Challenge:
Every line below should be repeated exactly.

Saved entries:
┌────────

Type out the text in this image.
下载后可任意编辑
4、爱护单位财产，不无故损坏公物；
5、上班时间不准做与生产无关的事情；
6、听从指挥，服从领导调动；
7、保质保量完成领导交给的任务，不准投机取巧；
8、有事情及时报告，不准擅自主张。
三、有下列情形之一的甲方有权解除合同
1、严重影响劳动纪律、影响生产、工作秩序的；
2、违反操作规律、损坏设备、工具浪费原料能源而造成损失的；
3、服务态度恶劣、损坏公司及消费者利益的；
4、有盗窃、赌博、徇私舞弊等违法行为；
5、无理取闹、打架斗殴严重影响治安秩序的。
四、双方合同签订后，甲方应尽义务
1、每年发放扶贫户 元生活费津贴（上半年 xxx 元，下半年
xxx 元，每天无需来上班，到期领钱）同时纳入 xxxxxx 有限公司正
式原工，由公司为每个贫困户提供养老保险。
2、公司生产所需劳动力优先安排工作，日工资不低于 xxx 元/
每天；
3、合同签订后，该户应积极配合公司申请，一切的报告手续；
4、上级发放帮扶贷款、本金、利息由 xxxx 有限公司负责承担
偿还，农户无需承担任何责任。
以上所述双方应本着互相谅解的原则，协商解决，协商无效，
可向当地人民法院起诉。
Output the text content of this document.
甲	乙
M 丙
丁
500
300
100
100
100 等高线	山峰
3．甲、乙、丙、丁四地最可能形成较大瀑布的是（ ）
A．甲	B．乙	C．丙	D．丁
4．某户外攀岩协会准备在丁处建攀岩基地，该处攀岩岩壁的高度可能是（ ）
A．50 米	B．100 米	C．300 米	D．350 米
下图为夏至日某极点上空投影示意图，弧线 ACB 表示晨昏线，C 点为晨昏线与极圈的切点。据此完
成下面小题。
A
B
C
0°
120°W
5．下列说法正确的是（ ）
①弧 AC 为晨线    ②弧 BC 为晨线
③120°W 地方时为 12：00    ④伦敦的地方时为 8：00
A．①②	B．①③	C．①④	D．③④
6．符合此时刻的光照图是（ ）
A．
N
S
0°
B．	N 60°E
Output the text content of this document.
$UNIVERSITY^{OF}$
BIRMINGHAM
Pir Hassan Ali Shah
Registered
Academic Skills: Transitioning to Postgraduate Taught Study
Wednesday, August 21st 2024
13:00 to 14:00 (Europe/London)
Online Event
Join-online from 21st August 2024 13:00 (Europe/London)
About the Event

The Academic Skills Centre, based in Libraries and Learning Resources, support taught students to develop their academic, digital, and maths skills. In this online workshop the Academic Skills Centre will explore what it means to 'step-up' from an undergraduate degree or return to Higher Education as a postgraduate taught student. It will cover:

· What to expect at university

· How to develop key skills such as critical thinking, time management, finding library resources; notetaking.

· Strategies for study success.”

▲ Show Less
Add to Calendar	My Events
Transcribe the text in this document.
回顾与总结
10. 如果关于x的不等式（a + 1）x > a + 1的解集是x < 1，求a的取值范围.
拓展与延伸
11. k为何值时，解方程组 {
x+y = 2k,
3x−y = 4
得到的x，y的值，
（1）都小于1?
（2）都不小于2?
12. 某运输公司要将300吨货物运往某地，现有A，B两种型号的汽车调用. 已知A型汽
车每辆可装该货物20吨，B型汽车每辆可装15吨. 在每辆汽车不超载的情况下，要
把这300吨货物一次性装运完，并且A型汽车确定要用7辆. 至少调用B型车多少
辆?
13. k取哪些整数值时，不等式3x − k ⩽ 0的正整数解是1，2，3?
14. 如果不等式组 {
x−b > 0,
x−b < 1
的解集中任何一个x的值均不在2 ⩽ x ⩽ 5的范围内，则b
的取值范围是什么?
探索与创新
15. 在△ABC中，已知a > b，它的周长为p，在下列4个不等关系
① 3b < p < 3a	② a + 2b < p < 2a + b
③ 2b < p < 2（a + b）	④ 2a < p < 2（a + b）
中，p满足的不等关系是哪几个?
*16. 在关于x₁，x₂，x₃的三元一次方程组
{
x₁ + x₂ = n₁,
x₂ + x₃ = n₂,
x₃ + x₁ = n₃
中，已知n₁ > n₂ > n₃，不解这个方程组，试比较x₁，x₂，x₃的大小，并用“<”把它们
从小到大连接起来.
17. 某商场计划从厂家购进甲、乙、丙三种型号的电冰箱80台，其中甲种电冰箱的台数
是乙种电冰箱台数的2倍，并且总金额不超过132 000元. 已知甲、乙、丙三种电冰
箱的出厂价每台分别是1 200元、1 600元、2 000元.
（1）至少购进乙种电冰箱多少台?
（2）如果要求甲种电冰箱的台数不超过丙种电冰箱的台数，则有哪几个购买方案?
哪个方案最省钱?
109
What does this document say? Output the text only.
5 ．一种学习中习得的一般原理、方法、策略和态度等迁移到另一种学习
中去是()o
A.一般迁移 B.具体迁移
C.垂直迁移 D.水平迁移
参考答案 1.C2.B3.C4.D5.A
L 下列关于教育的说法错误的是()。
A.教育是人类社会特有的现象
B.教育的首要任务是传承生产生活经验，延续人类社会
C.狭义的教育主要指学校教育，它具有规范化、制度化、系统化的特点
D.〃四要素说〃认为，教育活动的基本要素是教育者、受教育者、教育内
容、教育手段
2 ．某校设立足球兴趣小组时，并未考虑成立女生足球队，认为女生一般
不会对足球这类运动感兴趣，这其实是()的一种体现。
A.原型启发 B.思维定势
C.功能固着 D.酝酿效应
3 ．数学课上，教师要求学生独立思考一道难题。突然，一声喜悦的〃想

└────────

Expected output:
Type out the text in this image.
下载后可任意编辑
4、爱护单位财产，不无故损坏公物；
5、上班时间不准做与生产无关的事情；
6、听从指挥，服从领导调动；
7、保质保量完成领导交给的任务，不准投机取巧；
8、有事情及时报告，不准擅自主张。
三、有下列情形之一的甲方有权解除合同
1、严重影响劳动纪律、影响生产、工作秩序的；
2、违反操作规律、损坏设备、工具浪费原料能源而造成损失的；
3、服务态度恶劣、损坏公司及消费者利益的；
4、有盗窃、赌博、徇私舞弊等违法行为；
5、无理取闹、打架斗殴严重影响治安秩序的。
四、双方合同签订后，甲方应尽义务
1、每年发放扶贫户 元生活费津贴（上半年 xxx 元，下半年
xxx 元，每天无需来上班，到期领钱）同时纳入 xxxxxx 有限公司正
式原工，由公司为每个贫困户提供养老保险。
2、公司生产所需劳动力优先安排工作，日工资不低于 xxx 元/
每天；
3、合同签订后，该户应积极配合公司申请，一切的报告手续；
4、上级发放帮扶贷款、本金、利息由 xxxx 有限公司负责承担
偿还，农户无需承担任何责任。
以上所述双方应本着互相谅解的原则，协商解决，协商无效，
可向当地人民法院起诉。
Output the text content of this document.
甲	乙
M 丙
丁
500
300
100
100
100 等高线	山峰
3．甲、乙、丙、丁四地最可能形成较大瀑布的是（ ）
A．甲	B．乙	C．丙	D．丁
4．某户外攀岩协会准备在丁处建攀岩基地，该处攀岩岩壁的高度可能是（ ）
A．50 米	B．100 米	C．300 米	D．350 米
下图为夏至日某极点上空投影示意图，弧线 ACB 表示晨昏线，C 点为晨昏线与极圈的切点。据此完
成下面小题。
A
B
C
0°
120°W
5．下列说法正确的是（ ）
①弧 AC 为晨线    ②弧 BC 为晨线
③120°W 地方时为 12：00    ④伦敦的地方时为 8：00
A．①②	B．①③	C．①④	D．③④
6．符合此时刻的光照图是（ ）
A．
N
S
0°
B．	N 60°E
Output the text content of this document.
$UNIVERSITY^{OF}$
BIRMINGHAM
Pir Hassan Ali Shah
Registered
Academic Skills: Transitioning to Postgraduate Taught Study
Wednesday, August 21st 2024
13:00 to 14:00 (Europe/London)
Online Event
Join-online from 21st August 2024 13:00 (Europe/London)
About the Event

The Academic Skills Centre, based in Libraries and Learning Resources, support taught students to develop their academic, digital, and maths skills. In this online workshop the Academic Skills Centre will explore what it means to 'step-up' from an undergraduate degree or return to Higher Education as a postgraduate taught student. It will cover:

· What to expect at university

· How to develop key skills such as critical thinking, time management, finding library resources; notetaking.

· Strategies for study success.”

▲ Show Less
Add to Calendar	My Events
Transcribe the text in this document.
回顾与总结
10. 如果关于x的不等式（a + 1）x > a + 1的解集是x < 1，求a的取值范围.
拓展与延伸
11. k为何值时，解方程组 {
x+y = 2k,
3x−y = 4
得到的x，y的值，
（1）都小于1?
（2）都不小于2?
12. 某运输公司要将300吨货物运往某地，现有A，B两种型号的汽车调用. 已知A型汽
车每辆可装该货物20吨，B型汽车每辆可装15吨. 在每辆汽车不超载的情况下，要
把这300吨货物一次性装运完，并且A型汽车确定要用7辆. 至少调用B型车多少
辆?
13. k取哪些整数值时，不等式3x − k ⩽ 0的正整数解是1，2，3?
14. 如果不等式组 {
x−b > 0,
x−b < 1
的解集中任何一个x的值均不在2 ⩽ x ⩽ 5的范围内，则b
的取值范围是什么?
探索与创新
15. 在△ABC中，已知a > b，它的周长为p，在下列4个不等关系
① 3b < p < 3a	② a + 2b < p < 2a + b
③ 2b < p < 2（a + b）	④ 2a < p < 2（a + b）
中，p满足的不等关系是哪几个?
*16. 在关于x₁，x₂，x₃的三元一次方程组
{
x₁ + x₂ = n₁,
x₂ + x₃ = n₂,
x₃ + x₁ = n₃
中，已知n₁ > n₂ > n₃，不解这个方程组，试比较x₁，x₂，x₃的大小，并用“<”把它们
从小到大连接起来.
17. 某商场计划从厂家购进甲、乙、丙三种型号的电冰箱80台，其中甲种电冰箱的台数
是乙种电冰箱台数的2倍，并且总金额不超过132 000元. 已知甲、乙、丙三种电冰
箱的出厂价每台分别是1 200元、1 600元、2 000元.
（1）至少购进乙种电冰箱多少台?
（2）如果要求甲种电冰箱的台数不超过丙种电冰箱的台数，则有哪几个购买方案?
哪个方案最省钱?
109
What does this document say? Output the text only.
5 ．一种学习中习得的一般原理、方法、策略和态度等迁移到另一种学习
中去是()o
A.一般迁移 B.具体迁移
C.垂直迁移 D.水平迁移
参考答案 1.C2.B3.C4.D5.A
L 下列关于教育的说法错误的是()。
A.教育是人类社会特有的现象
B.教育的首要任务是传承生产生活经验，延续人类社会
C.狭义的教育主要指学校教育，它具有规范化、制度化、系统化的特点
D.〃四要素说〃认为，教育活动的基本要素是教育者、受教育者、教育内
容、教育手段
2 ．某校设立足球兴趣小组时，并未考虑成立女生足球队，认为女生一般
不会对足球这类运动感兴趣，这其实是()的一种体现。
A.原型启发 B.思维定势
C.功能固着 D.酝酿效应
3 ．数学课上，教师要求学生独立思考一道难题。突然，一声喜悦的〃想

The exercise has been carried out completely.